• SET PROBLEM: Exactly repeat the full listing that follows.

Data items
Begin

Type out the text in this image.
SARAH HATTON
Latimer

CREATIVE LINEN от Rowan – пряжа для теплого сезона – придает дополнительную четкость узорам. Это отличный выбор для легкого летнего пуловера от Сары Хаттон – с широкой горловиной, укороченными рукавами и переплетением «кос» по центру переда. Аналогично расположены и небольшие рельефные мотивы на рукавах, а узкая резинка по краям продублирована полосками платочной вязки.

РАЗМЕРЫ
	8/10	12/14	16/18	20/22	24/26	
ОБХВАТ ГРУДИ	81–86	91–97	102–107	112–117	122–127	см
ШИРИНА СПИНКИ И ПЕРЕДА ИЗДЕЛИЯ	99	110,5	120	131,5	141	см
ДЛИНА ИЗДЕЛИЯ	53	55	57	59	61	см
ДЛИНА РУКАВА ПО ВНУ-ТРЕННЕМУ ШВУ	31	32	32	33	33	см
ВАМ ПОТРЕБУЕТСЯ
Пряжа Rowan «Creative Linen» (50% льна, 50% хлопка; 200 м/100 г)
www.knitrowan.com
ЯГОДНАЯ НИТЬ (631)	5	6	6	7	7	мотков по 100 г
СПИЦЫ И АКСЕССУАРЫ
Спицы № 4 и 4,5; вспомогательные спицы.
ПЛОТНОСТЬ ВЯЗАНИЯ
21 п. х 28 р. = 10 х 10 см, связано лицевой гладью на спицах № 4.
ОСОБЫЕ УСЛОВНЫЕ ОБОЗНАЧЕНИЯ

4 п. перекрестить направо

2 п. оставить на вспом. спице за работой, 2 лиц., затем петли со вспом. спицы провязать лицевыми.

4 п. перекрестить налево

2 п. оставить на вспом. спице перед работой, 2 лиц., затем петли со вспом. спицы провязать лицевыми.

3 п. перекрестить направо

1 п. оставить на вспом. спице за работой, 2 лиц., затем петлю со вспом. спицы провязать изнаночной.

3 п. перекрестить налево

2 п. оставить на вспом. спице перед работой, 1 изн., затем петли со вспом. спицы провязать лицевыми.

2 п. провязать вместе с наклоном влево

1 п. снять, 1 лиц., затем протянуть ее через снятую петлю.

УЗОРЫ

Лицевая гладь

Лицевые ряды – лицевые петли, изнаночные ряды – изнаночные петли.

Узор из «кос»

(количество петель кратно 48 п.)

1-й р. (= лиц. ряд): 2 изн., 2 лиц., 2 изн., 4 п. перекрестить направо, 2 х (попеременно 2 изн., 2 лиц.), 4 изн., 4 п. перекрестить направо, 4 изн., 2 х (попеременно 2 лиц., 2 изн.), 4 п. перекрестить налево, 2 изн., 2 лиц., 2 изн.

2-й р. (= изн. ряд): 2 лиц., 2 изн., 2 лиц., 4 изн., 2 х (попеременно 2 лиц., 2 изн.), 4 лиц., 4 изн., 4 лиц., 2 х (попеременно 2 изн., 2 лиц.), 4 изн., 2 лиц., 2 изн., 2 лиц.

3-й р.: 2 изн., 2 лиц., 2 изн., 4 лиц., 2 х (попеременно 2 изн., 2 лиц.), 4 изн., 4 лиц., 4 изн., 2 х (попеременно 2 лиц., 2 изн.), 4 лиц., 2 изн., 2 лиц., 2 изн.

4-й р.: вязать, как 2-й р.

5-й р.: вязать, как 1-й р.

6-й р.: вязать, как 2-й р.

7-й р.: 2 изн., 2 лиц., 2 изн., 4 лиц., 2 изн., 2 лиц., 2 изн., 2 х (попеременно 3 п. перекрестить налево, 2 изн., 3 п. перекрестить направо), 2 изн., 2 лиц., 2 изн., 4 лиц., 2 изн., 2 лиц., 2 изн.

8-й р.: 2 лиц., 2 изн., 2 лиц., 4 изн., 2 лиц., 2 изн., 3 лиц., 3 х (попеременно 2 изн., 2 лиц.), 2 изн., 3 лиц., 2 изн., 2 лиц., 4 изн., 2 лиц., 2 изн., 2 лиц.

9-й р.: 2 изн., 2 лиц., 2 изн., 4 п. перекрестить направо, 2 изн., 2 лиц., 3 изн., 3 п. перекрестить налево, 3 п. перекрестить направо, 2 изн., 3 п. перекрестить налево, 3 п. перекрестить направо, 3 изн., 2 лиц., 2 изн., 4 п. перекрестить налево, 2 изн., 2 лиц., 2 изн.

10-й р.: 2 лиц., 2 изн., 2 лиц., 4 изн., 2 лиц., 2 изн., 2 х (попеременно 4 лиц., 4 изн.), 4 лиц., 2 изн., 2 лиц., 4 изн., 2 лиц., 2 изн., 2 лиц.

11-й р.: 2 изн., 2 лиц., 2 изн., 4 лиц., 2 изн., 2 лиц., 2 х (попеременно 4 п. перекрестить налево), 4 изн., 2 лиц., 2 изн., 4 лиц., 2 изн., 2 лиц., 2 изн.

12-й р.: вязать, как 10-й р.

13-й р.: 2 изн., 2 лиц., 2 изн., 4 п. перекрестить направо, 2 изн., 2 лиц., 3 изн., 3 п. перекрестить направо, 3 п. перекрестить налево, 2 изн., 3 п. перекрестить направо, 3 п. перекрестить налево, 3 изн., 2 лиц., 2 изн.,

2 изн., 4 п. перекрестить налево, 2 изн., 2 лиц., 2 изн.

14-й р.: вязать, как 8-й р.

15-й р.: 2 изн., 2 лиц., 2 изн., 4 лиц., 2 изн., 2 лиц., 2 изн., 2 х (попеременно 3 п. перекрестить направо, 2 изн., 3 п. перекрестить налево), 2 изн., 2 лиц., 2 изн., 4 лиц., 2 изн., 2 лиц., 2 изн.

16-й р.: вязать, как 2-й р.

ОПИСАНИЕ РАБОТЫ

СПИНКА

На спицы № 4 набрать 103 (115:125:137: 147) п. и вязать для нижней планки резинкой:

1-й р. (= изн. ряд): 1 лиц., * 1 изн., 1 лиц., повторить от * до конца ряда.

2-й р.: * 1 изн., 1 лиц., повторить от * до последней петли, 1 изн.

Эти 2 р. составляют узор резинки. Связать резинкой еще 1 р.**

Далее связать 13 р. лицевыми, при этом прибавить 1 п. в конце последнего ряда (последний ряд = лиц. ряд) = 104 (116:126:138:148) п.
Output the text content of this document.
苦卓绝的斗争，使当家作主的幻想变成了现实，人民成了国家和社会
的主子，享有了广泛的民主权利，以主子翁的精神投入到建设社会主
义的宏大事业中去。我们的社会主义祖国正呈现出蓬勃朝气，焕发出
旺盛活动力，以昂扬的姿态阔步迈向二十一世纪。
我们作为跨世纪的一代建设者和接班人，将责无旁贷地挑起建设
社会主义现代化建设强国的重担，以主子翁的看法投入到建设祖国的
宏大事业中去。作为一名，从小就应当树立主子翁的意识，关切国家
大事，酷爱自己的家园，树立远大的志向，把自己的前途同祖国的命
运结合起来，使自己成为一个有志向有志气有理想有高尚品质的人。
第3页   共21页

End

• RESPONSE TO THIS EXERCISE:
Type out the text in this image.
SARAH HATTON
Latimer

CREATIVE LINEN от Rowan – пряжа для теплого сезона – придает дополнительную четкость узорам. Это отличный выбор для легкого летнего пуловера от Сары Хаттон – с широкой горловиной, укороченными рукавами и переплетением «кос» по центру переда. Аналогично расположены и небольшие рельефные мотивы на рукавах, а узкая резинка по краям продублирована полосками платочной вязки.

РАЗМЕРЫ
	8/10	12/14	16/18	20/22	24/26	
ОБХВАТ ГРУДИ	81–86	91–97	102–107	112–117	122–127	см
ШИРИНА СПИНКИ И ПЕРЕДА ИЗДЕЛИЯ	99	110,5	120	131,5	141	см
ДЛИНА ИЗДЕЛИЯ	53	55	57	59	61	см
ДЛИНА РУКАВА ПО ВНУ-ТРЕННЕМУ ШВУ	31	32	32	33	33	см
ВАМ ПОТРЕБУЕТСЯ
Пряжа Rowan «Creative Linen» (50% льна, 50% хлопка; 200 м/100 г)
www.knitrowan.com
ЯГОДНАЯ НИТЬ (631)	5	6	6	7	7	мотков по 100 г
СПИЦЫ И АКСЕССУАРЫ
Спицы № 4 и 4,5; вспомогательные спицы.
ПЛОТНОСТЬ ВЯЗАНИЯ
21 п. х 28 р. = 10 х 10 см, связано лицевой гладью на спицах № 4.
ОСОБЫЕ УСЛОВНЫЕ ОБОЗНАЧЕНИЯ

4 п. перекрестить направо

2 п. оставить на вспом. спице за работой, 2 лиц., затем петли со вспом. спицы провязать лицевыми.

4 п. перекрестить налево

2 п. оставить на вспом. спице перед работой, 2 лиц., затем петли со вспом. спицы провязать лицевыми.

3 п. перекрестить направо

1 п. оставить на вспом. спице за работой, 2 лиц., затем петлю со вспом. спицы провязать изнаночной.

3 п. перекрестить налево

2 п. оставить на вспом. спице перед работой, 1 изн., затем петли со вспом. спицы провязать лицевыми.

2 п. провязать вместе с наклоном влево

1 п. снять, 1 лиц., затем протянуть ее через снятую петлю.

УЗОРЫ

Лицевая гладь

Лицевые ряды – лицевые петли, изнаночные ряды – изнаночные петли.

Узор из «кос»

(количество петель кратно 48 п.)

1-й р. (= лиц. ряд): 2 изн., 2 лиц., 2 изн., 4 п. перекрестить направо, 2 х (попеременно 2 изн., 2 лиц.), 4 изн., 4 п. перекрестить направо, 4 изн., 2 х (попеременно 2 лиц., 2 изн.), 4 п. перекрестить налево, 2 изн., 2 лиц., 2 изн.

2-й р. (= изн. ряд): 2 лиц., 2 изн., 2 лиц., 4 изн., 2 х (попеременно 2 лиц., 2 изн.), 4 лиц., 4 изн., 4 лиц., 2 х (попеременно 2 изн., 2 лиц.), 4 изн., 2 лиц., 2 изн., 2 лиц.

3-й р.: 2 изн., 2 лиц., 2 изн., 4 лиц., 2 х (попеременно 2 изн., 2 лиц.), 4 изн., 4 лиц., 4 изн., 2 х (попеременно 2 лиц., 2 изн.), 4 лиц., 2 изн., 2 лиц., 2 изн.

4-й р.: вязать, как 2-й р.

5-й р.: вязать, как 1-й р.

6-й р.: вязать, как 2-й р.

7-й р.: 2 изн., 2 лиц., 2 изн., 4 лиц., 2 изн., 2 лиц., 2 изн., 2 х (попеременно 3 п. перекрестить налево, 2 изн., 3 п. перекрестить направо), 2 изн., 2 лиц., 2 изн., 4 лиц., 2 изн., 2 лиц., 2 изн.

8-й р.: 2 лиц., 2 изн., 2 лиц., 4 изн., 2 лиц., 2 изн., 3 лиц., 3 х (попеременно 2 изн., 2 лиц.), 2 изн., 3 лиц., 2 изн., 2 лиц., 4 изн., 2 лиц., 2 изн., 2 лиц.

9-й р.: 2 изн., 2 лиц., 2 изн., 4 п. перекрестить направо, 2 изн., 2 лиц., 3 изн., 3 п. перекрестить налево, 3 п. перекрестить направо, 2 изн., 3 п. перекрестить налево, 3 п. перекрестить направо, 3 изн., 2 лиц., 2 изн., 4 п. перекрестить налево, 2 изн., 2 лиц., 2 изн.

10-й р.: 2 лиц., 2 изн., 2 лиц., 4 изн., 2 лиц., 2 изн., 2 х (попеременно 4 лиц., 4 изн.), 4 лиц., 2 изн., 2 лиц., 4 изн., 2 лиц., 2 изн., 2 лиц.

11-й р.: 2 изн., 2 лиц., 2 изн., 4 лиц., 2 изн., 2 лиц., 2 х (попеременно 4 п. перекрестить налево), 4 изн., 2 лиц., 2 изн., 4 лиц., 2 изн., 2 лиц., 2 изн.

12-й р.: вязать, как 10-й р.

13-й р.: 2 изн., 2 лиц., 2 изн., 4 п. перекрестить направо, 2 изн., 2 лиц., 3 изн., 3 п. перекрестить направо, 3 п. перекрестить налево, 2 изн., 3 п. перекрестить направо, 3 п. перекрестить налево, 3 изн., 2 лиц., 2 изн.,

2 изн., 4 п. перекрестить налево, 2 изн., 2 лиц., 2 изн.

14-й р.: вязать, как 8-й р.

15-й р.: 2 изн., 2 лиц., 2 изн., 4 лиц., 2 изн., 2 лиц., 2 изн., 2 х (попеременно 3 п. перекрестить направо, 2 изн., 3 п. перекрестить налево), 2 изн., 2 лиц., 2 изн., 4 лиц., 2 изн., 2 лиц., 2 изн.

16-й р.: вязать, как 2-й р.

ОПИСАНИЕ РАБОТЫ

СПИНКА

На спицы № 4 набрать 103 (115:125:137: 147) п. и вязать для нижней планки резинкой:

1-й р. (= изн. ряд): 1 лиц., * 1 изн., 1 лиц., повторить от * до конца ряда.

2-й р.: * 1 изн., 1 лиц., повторить от * до последней петли, 1 изн.

Эти 2 р. составляют узор резинки. Связать резинкой еще 1 р.**

Далее связать 13 р. лицевыми, при этом прибавить 1 п. в конце последнего ряда (последний ряд = лиц. ряд) = 104 (116:126:138:148) п.
Output the text content of this document.
苦卓绝的斗争，使当家作主的幻想变成了现实，人民成了国家和社会
的主子，享有了广泛的民主权利，以主子翁的精神投入到建设社会主
义的宏大事业中去。我们的社会主义祖国正呈现出蓬勃朝气，焕发出
旺盛活动力，以昂扬的姿态阔步迈向二十一世纪。
我们作为跨世纪的一代建设者和接班人，将责无旁贷地挑起建设
社会主义现代化建设强国的重担，以主子翁的看法投入到建设祖国的
宏大事业中去。作为一名，从小就应当树立主子翁的意识，关切国家
大事，酷爱自己的家园，树立远大的志向，把自己的前途同祖国的命
运结合起来，使自己成为一个有志向有志气有理想有高尚品质的人。
第3页   共21页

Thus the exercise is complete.